» WHAT IS REQUIRED:
Show every line of the records below that contains the word "label".

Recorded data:
--------------------------------------------------

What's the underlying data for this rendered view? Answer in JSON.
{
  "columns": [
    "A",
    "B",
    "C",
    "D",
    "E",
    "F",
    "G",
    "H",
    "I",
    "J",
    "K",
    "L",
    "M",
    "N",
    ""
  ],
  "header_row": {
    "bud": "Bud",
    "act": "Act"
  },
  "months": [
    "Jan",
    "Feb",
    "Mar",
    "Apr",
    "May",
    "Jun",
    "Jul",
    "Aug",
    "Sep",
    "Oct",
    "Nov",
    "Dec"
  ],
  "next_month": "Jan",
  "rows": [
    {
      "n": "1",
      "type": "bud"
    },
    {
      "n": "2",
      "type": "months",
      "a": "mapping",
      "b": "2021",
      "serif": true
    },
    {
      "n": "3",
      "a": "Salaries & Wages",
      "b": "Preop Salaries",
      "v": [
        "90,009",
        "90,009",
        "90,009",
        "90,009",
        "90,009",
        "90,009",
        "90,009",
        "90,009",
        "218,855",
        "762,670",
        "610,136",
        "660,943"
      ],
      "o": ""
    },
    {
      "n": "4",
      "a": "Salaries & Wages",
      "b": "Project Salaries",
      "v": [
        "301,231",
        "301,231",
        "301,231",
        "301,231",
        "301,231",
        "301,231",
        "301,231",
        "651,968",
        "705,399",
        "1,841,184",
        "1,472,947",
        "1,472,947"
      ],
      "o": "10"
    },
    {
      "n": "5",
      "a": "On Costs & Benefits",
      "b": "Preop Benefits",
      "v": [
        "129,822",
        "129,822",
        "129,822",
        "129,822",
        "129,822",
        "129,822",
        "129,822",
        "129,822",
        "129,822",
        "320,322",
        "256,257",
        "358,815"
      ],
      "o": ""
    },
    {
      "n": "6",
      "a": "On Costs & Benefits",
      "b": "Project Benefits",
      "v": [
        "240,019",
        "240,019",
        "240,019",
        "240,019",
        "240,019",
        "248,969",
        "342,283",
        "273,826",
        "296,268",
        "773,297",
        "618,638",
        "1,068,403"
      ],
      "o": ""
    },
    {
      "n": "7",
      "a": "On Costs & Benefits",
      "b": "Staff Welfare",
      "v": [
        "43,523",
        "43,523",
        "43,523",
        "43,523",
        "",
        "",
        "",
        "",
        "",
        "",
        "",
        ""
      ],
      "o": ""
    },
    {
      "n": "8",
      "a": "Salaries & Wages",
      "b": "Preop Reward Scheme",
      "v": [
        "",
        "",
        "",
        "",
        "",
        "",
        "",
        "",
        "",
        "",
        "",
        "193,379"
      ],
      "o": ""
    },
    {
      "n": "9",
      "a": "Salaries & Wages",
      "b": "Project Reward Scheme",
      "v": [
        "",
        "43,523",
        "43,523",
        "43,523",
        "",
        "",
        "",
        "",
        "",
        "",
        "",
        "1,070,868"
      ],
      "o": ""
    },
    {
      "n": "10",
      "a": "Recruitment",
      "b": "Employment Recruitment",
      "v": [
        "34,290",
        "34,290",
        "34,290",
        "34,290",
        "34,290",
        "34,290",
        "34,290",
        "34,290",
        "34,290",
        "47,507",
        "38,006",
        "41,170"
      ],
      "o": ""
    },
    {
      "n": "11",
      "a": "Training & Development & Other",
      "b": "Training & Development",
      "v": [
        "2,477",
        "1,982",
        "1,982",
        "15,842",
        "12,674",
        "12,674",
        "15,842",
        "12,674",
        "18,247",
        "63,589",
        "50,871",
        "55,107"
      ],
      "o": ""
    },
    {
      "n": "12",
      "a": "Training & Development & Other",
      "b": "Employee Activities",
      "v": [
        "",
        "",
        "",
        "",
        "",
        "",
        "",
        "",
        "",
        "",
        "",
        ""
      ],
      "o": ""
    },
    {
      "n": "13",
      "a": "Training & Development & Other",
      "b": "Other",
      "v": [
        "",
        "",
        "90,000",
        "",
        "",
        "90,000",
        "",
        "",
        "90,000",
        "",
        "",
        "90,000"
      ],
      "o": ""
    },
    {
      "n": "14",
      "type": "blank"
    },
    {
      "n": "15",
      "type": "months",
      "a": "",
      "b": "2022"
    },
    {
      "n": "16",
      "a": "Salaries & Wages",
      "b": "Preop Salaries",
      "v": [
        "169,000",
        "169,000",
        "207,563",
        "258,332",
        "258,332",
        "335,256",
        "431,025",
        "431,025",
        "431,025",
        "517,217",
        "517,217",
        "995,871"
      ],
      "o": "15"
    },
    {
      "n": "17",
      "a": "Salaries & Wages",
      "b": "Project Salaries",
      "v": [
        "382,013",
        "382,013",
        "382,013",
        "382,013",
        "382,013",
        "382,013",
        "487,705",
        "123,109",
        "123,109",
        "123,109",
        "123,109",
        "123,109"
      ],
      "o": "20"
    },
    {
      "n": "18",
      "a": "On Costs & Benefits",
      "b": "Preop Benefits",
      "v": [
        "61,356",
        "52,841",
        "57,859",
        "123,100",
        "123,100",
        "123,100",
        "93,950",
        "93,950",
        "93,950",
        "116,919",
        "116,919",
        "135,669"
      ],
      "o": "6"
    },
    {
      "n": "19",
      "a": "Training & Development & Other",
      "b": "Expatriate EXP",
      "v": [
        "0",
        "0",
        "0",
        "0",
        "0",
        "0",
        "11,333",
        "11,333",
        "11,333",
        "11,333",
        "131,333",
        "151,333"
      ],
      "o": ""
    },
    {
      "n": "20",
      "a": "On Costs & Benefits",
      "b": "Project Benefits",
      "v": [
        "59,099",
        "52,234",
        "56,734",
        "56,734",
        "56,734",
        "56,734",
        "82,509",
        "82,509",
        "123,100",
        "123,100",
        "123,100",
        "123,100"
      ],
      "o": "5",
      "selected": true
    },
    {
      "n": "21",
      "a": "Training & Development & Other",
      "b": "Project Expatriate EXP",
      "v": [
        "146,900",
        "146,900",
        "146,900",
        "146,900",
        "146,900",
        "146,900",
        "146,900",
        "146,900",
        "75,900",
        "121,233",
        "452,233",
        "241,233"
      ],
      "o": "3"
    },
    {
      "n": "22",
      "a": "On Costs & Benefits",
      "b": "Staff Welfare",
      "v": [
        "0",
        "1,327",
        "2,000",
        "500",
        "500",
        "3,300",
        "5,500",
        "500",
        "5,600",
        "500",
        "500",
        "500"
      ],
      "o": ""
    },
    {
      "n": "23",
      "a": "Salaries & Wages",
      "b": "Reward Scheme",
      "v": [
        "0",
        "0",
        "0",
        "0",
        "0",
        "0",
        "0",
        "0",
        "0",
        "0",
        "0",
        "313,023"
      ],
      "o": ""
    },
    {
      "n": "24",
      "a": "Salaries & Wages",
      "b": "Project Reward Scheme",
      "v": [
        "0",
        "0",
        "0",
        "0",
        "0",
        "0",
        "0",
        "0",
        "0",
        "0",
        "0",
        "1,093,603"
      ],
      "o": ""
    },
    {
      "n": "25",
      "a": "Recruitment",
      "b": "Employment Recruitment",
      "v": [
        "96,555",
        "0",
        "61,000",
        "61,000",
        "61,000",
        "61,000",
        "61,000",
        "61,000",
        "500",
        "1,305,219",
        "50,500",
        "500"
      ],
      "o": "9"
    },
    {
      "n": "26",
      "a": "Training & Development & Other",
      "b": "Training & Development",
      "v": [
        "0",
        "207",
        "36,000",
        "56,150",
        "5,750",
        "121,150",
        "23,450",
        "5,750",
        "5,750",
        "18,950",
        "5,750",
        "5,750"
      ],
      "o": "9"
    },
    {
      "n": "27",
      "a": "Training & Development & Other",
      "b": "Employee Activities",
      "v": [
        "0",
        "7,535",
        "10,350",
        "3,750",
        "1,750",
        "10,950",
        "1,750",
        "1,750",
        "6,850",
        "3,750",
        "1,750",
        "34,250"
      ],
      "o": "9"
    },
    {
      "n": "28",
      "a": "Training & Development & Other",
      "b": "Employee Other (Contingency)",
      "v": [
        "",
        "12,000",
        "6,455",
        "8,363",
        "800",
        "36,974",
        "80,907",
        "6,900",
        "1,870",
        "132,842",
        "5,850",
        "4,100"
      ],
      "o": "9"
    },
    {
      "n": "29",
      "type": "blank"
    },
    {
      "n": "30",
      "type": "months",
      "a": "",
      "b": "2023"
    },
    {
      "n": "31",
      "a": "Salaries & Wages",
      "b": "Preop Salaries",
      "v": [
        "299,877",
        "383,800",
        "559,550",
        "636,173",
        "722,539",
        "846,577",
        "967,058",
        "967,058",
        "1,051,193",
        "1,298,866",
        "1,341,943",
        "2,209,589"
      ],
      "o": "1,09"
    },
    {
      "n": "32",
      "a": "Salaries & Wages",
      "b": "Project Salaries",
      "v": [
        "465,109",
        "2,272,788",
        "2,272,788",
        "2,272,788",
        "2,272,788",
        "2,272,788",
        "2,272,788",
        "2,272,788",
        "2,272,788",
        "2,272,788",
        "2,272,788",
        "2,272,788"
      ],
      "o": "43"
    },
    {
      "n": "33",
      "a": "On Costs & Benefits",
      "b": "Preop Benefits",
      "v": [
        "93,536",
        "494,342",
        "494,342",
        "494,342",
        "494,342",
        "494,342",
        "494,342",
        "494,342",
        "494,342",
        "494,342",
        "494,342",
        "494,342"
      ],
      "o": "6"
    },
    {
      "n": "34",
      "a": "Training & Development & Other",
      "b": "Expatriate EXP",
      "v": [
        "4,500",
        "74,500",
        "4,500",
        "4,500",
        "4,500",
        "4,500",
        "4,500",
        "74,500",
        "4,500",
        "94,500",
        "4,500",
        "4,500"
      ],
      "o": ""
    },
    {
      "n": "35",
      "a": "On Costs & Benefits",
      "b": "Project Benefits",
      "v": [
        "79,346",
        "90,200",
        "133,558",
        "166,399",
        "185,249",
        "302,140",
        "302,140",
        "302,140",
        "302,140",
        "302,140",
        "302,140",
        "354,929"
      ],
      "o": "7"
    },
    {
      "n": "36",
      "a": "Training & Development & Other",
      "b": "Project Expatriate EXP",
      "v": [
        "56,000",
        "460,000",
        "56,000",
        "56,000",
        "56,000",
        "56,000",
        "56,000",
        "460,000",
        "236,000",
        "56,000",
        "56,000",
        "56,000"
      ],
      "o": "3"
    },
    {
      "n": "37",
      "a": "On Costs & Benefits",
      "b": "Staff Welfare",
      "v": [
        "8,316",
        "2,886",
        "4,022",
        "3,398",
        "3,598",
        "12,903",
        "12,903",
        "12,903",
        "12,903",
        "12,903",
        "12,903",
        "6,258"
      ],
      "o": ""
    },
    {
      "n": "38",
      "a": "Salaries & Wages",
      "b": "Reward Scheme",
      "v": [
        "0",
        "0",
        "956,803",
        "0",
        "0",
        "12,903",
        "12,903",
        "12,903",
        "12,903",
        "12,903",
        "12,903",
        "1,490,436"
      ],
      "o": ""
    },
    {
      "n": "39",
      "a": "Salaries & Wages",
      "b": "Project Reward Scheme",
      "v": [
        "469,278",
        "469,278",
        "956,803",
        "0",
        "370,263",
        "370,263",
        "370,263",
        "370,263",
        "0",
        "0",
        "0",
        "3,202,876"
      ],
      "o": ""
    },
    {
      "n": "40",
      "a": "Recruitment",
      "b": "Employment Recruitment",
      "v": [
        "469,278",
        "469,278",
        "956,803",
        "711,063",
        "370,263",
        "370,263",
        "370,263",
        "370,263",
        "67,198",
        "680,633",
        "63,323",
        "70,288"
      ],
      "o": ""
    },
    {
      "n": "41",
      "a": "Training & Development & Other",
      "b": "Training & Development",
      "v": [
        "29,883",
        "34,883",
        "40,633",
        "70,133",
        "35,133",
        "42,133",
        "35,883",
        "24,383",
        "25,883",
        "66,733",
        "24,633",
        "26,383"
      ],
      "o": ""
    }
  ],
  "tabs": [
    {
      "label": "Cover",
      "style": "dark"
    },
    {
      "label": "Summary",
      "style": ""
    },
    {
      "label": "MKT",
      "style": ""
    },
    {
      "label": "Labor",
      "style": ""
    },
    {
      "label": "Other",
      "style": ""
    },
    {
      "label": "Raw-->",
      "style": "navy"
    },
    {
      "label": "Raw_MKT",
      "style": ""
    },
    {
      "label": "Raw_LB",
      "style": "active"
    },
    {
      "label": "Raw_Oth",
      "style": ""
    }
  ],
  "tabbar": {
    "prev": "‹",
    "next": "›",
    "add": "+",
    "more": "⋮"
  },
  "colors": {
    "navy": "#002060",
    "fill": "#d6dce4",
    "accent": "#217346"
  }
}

--------------------------------------------------

» EXERCISE RESPONSE:
      "label": "Cover",
      "label": "Summary",
      "label": "MKT",
      "label": "Labor",
      "label": "Other",
      "label": "Raw-->",
      "label": "Raw_MKT",
      "label": "Raw_LB",
      "label": "Raw_Oth",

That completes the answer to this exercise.